--- Start of Supplied records ---
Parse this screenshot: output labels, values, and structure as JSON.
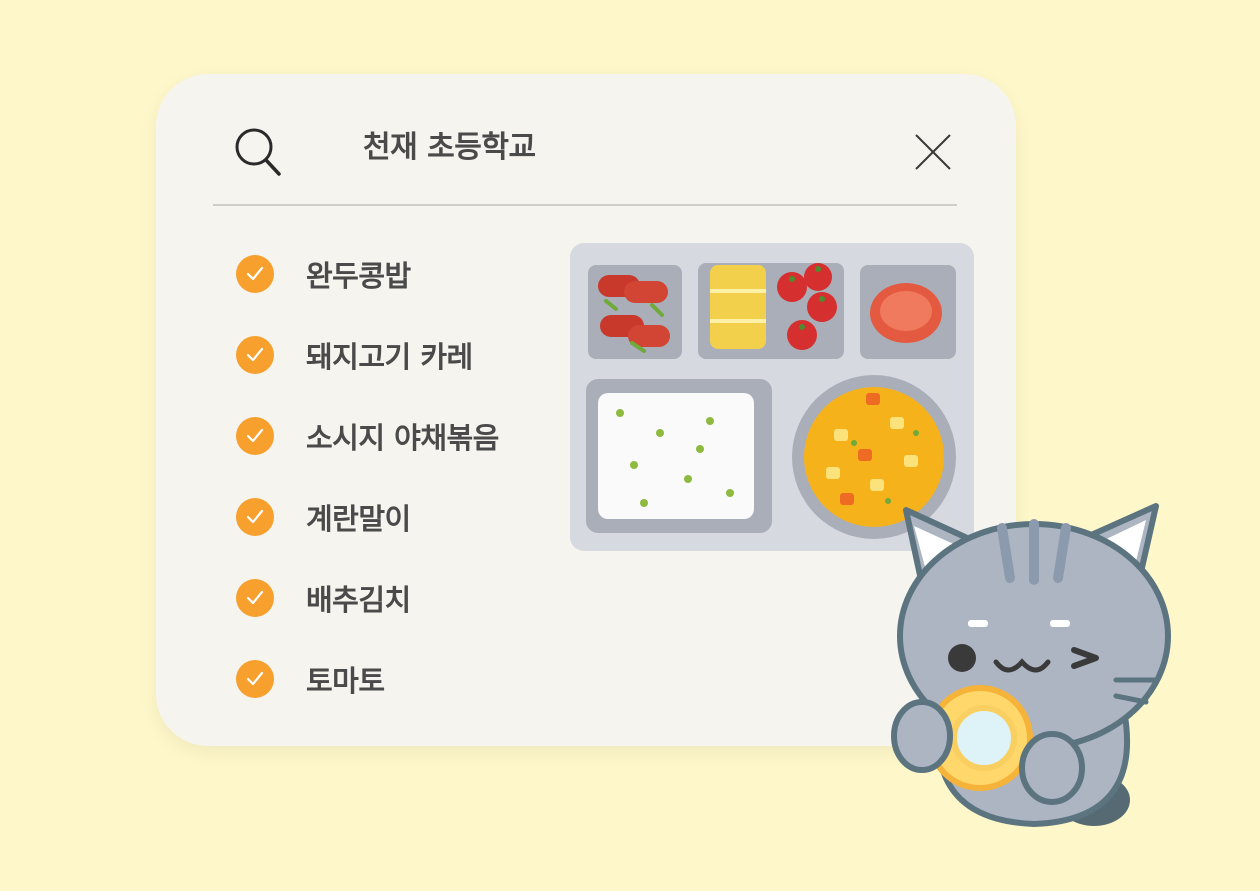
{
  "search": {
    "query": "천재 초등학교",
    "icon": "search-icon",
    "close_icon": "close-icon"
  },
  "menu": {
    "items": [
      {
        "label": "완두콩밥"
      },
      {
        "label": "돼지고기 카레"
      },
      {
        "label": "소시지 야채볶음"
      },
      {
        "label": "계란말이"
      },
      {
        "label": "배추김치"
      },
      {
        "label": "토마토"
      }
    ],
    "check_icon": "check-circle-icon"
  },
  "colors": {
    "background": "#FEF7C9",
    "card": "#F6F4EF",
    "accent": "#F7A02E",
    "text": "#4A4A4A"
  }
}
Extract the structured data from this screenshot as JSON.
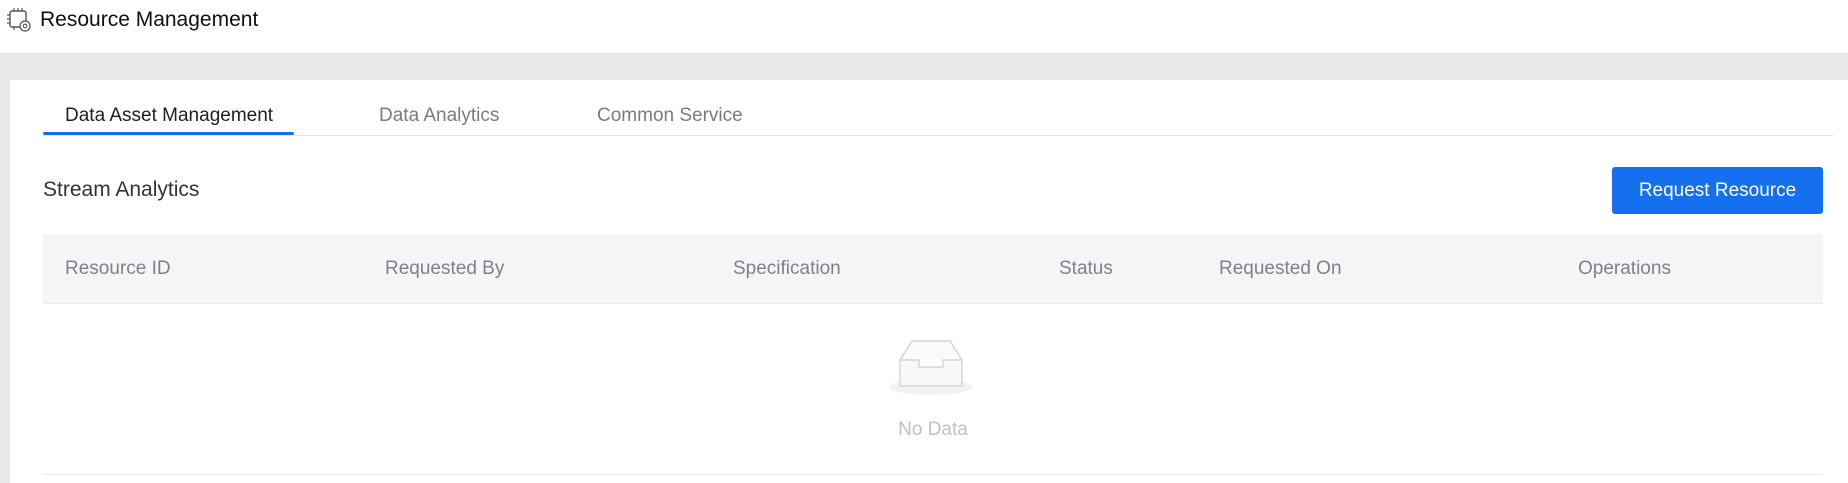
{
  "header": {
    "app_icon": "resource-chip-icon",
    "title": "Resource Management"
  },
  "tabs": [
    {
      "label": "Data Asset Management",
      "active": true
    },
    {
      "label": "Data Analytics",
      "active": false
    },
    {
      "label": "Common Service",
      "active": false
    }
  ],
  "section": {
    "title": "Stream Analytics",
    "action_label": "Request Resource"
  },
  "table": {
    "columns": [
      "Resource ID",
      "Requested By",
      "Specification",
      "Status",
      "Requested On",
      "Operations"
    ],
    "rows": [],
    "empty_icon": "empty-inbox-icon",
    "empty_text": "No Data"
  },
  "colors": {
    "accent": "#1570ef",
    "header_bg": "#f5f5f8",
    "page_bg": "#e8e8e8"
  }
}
--- End of Supplied records ---
* Aim *
Copy out exactly the lines from the one with "Extract the structured" through the end of the listing, both ends included, omitting any picture.

* Response for this exercise *
Extract the structured data from this screenshot as JSON.
{
  "header": {
    "app_icon": "resource-chip-icon",
    "title": "Resource Management"
  },
  "tabs": [
    {
      "label": "Data Asset Management",
      "active": true
    },
    {
      "label": "Data Analytics",
      "active": false
    },
    {
      "label": "Common Service",
      "active": false
    }
  ],
  "section": {
    "title": "Stream Analytics",
    "action_label": "Request Resource"
  },
  "table": {
    "columns": [
      "Resource ID",
      "Requested By",
      "Specification",
      "Status",
      "Requested On",
      "Operations"
    ],
    "rows": [],
    "empty_icon": "empty-inbox-icon",
    "empty_text": "No Data"
  },
  "colors": {
    "accent": "#1570ef",
    "header_bg": "#f5f5f8",
    "page_bg": "#e8e8e8"
  }
}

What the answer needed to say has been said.